**Aim of the exercise**
Give, as a bare number, the count of lines that contain the word "messages".

►

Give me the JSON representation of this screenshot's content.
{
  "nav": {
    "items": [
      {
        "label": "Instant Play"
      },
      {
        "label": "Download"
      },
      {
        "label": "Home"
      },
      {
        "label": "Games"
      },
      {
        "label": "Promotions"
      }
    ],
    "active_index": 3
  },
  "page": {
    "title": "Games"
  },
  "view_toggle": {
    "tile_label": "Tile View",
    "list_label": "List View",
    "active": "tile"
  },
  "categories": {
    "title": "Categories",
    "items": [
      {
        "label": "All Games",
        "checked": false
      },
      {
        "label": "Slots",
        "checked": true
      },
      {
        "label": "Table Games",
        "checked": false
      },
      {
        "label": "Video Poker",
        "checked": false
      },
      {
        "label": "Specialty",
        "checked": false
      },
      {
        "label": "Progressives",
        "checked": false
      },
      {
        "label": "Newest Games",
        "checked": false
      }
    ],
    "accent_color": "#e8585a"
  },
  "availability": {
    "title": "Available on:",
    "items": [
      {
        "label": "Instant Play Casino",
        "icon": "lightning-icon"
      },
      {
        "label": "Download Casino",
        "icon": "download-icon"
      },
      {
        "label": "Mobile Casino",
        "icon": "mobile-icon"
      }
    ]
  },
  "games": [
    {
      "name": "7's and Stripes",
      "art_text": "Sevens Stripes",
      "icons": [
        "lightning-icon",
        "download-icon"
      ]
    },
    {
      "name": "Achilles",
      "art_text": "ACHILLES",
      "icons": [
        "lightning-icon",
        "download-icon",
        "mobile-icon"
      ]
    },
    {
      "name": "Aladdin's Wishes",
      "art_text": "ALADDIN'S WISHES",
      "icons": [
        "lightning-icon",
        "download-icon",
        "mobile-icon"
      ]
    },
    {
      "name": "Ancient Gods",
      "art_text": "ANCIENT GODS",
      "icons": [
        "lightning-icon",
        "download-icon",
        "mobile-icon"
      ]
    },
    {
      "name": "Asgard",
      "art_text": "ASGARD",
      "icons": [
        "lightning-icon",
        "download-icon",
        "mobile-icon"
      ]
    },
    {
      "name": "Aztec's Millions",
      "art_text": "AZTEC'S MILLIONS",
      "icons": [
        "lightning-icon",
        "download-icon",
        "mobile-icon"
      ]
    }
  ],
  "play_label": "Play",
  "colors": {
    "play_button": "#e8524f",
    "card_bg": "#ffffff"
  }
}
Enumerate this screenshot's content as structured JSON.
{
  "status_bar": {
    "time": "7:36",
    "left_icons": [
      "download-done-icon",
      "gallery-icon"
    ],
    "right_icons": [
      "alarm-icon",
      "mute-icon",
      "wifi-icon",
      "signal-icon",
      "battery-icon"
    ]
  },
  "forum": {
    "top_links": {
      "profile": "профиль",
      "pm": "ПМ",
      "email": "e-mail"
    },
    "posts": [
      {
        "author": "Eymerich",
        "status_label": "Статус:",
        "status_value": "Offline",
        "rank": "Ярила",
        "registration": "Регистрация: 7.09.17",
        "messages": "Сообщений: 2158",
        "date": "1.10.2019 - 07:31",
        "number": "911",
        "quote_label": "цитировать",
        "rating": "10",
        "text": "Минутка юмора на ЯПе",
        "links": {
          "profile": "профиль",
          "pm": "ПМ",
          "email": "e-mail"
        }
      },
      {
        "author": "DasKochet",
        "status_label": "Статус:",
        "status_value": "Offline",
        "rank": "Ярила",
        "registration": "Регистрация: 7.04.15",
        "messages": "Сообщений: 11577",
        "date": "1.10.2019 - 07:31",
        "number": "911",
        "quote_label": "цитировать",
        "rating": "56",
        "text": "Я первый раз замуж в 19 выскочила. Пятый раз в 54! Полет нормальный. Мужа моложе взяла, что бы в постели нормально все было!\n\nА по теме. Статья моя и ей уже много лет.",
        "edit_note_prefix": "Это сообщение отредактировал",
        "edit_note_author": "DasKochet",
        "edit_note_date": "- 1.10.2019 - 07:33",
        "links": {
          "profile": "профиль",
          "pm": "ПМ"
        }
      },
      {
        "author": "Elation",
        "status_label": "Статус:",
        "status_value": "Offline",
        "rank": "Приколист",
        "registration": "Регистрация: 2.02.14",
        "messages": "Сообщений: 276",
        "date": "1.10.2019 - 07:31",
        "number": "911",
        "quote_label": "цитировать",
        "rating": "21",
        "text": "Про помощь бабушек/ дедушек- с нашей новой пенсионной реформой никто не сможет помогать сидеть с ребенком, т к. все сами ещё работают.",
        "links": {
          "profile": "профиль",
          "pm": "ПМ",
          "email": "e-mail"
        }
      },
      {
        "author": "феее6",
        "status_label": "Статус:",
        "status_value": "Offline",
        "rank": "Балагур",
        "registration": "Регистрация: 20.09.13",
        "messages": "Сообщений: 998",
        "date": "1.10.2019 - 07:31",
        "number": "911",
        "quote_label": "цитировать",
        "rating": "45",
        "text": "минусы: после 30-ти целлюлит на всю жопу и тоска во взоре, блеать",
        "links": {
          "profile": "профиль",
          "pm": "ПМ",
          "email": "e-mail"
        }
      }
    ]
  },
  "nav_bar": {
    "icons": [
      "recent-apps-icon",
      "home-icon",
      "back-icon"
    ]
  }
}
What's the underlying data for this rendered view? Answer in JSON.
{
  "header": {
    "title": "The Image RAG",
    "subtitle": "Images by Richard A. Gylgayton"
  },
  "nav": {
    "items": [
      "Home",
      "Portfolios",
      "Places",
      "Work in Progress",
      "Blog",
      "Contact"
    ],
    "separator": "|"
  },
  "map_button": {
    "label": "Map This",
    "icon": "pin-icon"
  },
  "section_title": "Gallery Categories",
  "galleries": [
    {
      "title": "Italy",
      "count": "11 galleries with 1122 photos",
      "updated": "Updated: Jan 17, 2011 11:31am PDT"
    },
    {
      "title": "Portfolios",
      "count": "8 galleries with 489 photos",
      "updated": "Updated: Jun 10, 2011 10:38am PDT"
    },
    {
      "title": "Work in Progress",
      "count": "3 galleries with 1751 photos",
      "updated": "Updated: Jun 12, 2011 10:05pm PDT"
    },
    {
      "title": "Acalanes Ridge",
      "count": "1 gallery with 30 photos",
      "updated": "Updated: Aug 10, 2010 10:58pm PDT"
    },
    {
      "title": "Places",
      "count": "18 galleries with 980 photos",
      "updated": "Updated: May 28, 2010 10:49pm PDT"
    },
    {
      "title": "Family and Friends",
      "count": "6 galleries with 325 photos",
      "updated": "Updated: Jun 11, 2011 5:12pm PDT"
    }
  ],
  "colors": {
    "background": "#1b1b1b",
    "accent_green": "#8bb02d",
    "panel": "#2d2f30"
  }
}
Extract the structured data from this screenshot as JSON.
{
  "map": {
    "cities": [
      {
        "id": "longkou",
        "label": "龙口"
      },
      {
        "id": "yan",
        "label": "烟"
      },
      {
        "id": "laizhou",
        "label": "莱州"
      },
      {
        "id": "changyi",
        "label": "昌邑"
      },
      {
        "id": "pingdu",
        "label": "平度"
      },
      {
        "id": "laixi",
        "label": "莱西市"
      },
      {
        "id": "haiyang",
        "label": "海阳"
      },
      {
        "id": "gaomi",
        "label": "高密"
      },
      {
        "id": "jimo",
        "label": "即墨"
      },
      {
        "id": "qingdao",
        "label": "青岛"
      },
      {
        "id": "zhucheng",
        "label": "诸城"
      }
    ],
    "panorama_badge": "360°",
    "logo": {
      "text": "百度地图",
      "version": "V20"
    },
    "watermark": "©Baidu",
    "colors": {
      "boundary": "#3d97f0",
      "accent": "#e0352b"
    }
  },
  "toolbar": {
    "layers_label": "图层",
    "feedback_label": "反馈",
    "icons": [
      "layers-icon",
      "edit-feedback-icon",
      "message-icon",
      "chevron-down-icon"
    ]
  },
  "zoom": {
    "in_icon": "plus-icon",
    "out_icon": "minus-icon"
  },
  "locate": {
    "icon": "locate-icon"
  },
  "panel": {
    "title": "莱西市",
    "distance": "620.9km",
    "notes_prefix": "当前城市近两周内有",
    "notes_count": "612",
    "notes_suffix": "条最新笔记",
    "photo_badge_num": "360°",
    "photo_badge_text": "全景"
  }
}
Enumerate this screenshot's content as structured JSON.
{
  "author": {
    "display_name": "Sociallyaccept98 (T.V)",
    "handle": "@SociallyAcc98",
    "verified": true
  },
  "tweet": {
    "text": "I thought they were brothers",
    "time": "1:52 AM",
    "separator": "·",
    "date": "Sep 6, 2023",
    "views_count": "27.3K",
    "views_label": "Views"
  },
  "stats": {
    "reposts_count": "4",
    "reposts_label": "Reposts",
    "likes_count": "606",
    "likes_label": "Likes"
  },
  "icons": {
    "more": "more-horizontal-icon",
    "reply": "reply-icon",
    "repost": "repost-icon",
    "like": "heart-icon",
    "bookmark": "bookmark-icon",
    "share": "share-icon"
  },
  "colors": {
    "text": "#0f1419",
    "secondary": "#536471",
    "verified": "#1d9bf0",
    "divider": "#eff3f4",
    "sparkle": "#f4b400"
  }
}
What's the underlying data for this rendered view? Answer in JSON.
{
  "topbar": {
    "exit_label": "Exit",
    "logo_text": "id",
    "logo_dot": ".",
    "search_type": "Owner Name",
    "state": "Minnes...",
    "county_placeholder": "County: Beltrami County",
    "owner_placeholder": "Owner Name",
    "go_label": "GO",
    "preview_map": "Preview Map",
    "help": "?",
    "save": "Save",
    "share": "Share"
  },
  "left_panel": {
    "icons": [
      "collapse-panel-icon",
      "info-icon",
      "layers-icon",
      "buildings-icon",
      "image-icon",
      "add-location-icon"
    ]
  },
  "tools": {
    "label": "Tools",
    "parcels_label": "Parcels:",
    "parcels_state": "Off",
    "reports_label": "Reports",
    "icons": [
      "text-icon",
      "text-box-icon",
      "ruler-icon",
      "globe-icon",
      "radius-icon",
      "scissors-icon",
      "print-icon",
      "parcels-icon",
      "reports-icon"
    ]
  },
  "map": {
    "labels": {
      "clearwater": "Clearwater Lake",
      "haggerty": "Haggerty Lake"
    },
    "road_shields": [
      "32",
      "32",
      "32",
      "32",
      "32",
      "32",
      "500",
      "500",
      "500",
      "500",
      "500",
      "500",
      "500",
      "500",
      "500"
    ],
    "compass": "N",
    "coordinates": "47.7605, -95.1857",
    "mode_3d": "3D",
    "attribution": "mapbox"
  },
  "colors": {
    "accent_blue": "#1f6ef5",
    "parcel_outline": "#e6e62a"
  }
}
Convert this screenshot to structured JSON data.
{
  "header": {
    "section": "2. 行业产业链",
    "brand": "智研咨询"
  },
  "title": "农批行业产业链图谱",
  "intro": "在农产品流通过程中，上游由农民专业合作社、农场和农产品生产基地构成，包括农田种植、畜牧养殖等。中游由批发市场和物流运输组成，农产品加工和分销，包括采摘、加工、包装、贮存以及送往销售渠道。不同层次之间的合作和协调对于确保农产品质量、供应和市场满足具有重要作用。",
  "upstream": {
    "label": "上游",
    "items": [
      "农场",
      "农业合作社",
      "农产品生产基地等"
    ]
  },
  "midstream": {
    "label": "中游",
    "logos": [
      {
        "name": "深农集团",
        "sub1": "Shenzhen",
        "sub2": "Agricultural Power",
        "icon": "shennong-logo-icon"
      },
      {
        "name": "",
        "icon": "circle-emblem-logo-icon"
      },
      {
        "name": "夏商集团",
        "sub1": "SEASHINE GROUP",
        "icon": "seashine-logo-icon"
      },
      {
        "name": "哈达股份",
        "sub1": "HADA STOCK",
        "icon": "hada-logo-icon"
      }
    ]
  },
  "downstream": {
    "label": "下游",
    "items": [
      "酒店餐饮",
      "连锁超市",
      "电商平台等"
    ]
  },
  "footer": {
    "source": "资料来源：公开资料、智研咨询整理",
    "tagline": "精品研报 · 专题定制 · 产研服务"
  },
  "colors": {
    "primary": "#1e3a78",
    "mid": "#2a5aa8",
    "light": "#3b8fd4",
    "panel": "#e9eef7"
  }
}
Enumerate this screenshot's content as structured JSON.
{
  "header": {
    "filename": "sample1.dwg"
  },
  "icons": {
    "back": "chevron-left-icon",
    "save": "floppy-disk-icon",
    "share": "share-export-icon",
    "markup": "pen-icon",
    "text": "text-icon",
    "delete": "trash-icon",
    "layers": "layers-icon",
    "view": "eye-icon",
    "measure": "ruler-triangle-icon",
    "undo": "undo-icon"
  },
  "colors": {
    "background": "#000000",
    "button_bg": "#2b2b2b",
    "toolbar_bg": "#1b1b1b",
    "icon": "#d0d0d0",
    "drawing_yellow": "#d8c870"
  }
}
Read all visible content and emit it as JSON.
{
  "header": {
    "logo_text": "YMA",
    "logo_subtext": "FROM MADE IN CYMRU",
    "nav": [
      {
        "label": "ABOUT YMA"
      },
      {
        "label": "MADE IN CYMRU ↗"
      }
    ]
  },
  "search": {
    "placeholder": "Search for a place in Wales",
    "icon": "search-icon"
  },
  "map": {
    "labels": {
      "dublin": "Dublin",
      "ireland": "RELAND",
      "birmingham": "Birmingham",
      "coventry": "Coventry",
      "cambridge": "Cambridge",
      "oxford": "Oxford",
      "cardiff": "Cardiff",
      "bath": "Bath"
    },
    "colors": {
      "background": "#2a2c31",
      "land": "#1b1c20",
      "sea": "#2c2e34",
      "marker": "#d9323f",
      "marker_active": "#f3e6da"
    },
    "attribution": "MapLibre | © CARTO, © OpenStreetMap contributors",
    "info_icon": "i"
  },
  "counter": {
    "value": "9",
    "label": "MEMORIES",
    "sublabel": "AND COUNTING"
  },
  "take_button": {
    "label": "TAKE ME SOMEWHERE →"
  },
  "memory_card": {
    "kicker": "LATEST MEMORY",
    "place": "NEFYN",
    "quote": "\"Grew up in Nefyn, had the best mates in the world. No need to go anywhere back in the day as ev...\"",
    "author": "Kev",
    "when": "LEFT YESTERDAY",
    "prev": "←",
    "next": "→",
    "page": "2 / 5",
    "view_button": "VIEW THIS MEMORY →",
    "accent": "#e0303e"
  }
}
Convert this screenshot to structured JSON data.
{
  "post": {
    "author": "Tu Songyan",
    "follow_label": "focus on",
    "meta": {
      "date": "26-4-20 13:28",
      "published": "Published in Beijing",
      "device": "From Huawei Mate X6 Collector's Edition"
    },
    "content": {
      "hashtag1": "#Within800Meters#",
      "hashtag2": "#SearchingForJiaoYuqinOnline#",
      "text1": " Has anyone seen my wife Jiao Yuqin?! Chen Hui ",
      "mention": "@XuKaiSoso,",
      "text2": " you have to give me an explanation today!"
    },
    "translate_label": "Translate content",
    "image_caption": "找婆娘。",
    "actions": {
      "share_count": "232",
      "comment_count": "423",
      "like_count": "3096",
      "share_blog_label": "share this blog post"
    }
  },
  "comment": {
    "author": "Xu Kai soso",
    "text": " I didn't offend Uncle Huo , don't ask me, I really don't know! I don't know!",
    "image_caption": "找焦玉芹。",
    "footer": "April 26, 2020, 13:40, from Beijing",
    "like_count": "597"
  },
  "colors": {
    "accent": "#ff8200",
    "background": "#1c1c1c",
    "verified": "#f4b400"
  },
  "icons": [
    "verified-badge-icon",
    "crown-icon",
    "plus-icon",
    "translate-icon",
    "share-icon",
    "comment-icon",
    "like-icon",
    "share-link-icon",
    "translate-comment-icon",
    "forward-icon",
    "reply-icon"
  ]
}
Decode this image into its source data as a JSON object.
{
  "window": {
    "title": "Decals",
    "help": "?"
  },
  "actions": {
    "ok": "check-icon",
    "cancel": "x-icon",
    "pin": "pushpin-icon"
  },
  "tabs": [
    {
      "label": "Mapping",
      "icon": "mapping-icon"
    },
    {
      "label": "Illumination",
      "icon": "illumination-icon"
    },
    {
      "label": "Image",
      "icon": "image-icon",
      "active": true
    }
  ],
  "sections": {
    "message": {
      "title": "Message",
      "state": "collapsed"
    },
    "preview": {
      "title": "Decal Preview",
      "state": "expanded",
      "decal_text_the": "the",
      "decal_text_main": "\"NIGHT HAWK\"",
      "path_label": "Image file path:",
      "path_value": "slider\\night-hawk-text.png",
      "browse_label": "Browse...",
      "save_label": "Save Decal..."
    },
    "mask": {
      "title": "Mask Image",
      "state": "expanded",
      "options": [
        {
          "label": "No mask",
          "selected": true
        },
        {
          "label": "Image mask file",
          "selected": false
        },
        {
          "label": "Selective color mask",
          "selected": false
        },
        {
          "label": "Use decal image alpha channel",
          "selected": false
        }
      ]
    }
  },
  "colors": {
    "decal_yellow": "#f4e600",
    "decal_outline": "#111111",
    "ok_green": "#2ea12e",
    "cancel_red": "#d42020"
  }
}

◄

**Output below**
4